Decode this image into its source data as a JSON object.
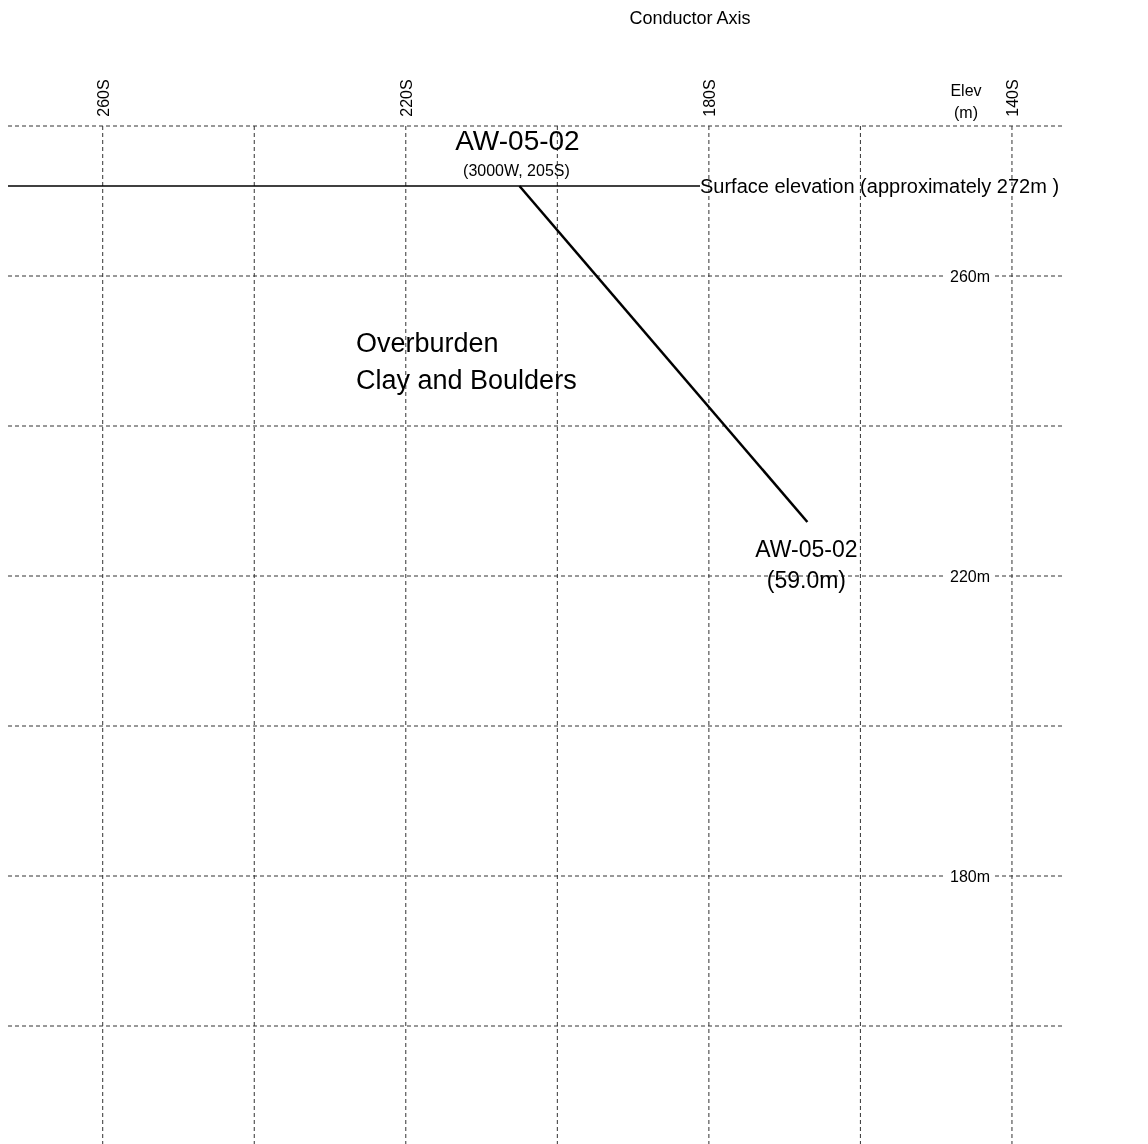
{
  "chart_data": {
    "type": "line",
    "title": "Conductor Axis",
    "ylabel": "Elev (m)",
    "xlim": [
      272.5,
      133
    ],
    "ylim": [
      160,
      280
    ],
    "xticks": [
      {
        "value": 260,
        "label": "260S"
      },
      {
        "value": 240,
        "label": null
      },
      {
        "value": 220,
        "label": "220S"
      },
      {
        "value": 200,
        "label": null
      },
      {
        "value": 180,
        "label": "180S"
      },
      {
        "value": 160,
        "label": null
      },
      {
        "value": 140,
        "label": "140S"
      }
    ],
    "yticks": [
      {
        "value": 280,
        "label": null
      },
      {
        "value": 260,
        "label": "260m"
      },
      {
        "value": 240,
        "label": null
      },
      {
        "value": 220,
        "label": "220m"
      },
      {
        "value": 200,
        "label": null
      },
      {
        "value": 180,
        "label": "180m"
      },
      {
        "value": 160,
        "label": null
      }
    ],
    "grid": true,
    "line_style": "solid",
    "marker": "none",
    "series": [
      {
        "color": "#000000",
        "x": [
          205,
          167
        ],
        "values": [
          272,
          227.2
        ]
      }
    ],
    "ref_lines": [
      {
        "axis": "y",
        "value": 272,
        "label": "Surface elevation (approximately 272m )",
        "color": "#000000"
      }
    ],
    "annotations": [
      {
        "text": "AW-05-02\n(3000W, 205S)",
        "x": 205,
        "y": 272
      },
      "Overburden\nClay and Boulders",
      {
        "text": "AW-05-02\n(59.0m)",
        "x": 167,
        "y": 227.2
      }
    ]
  }
}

## WHAT IS REQUIRED
Write out every line above exactly as it is, leaving out the pictures.

## TASK RESULT
Decode this image into its source data as a JSON object.
{
  "chart_data": {
    "type": "line",
    "title": "Conductor Axis",
    "ylabel": "Elev (m)",
    "xlim": [
      272.5,
      133
    ],
    "ylim": [
      160,
      280
    ],
    "xticks": [
      {
        "value": 260,
        "label": "260S"
      },
      {
        "value": 240,
        "label": null
      },
      {
        "value": 220,
        "label": "220S"
      },
      {
        "value": 200,
        "label": null
      },
      {
        "value": 180,
        "label": "180S"
      },
      {
        "value": 160,
        "label": null
      },
      {
        "value": 140,
        "label": "140S"
      }
    ],
    "yticks": [
      {
        "value": 280,
        "label": null
      },
      {
        "value": 260,
        "label": "260m"
      },
      {
        "value": 240,
        "label": null
      },
      {
        "value": 220,
        "label": "220m"
      },
      {
        "value": 200,
        "label": null
      },
      {
        "value": 180,
        "label": "180m"
      },
      {
        "value": 160,
        "label": null
      }
    ],
    "grid": true,
    "line_style": "solid",
    "marker": "none",
    "series": [
      {
        "color": "#000000",
        "x": [
          205,
          167
        ],
        "values": [
          272,
          227.2
        ]
      }
    ],
    "ref_lines": [
      {
        "axis": "y",
        "value": 272,
        "label": "Surface elevation (approximately 272m )",
        "color": "#000000"
      }
    ],
    "annotations": [
      {
        "text": "AW-05-02\n(3000W, 205S)",
        "x": 205,
        "y": 272
      },
      "Overburden\nClay and Boulders",
      {
        "text": "AW-05-02\n(59.0m)",
        "x": 167,
        "y": 227.2
      }
    ]
  }
}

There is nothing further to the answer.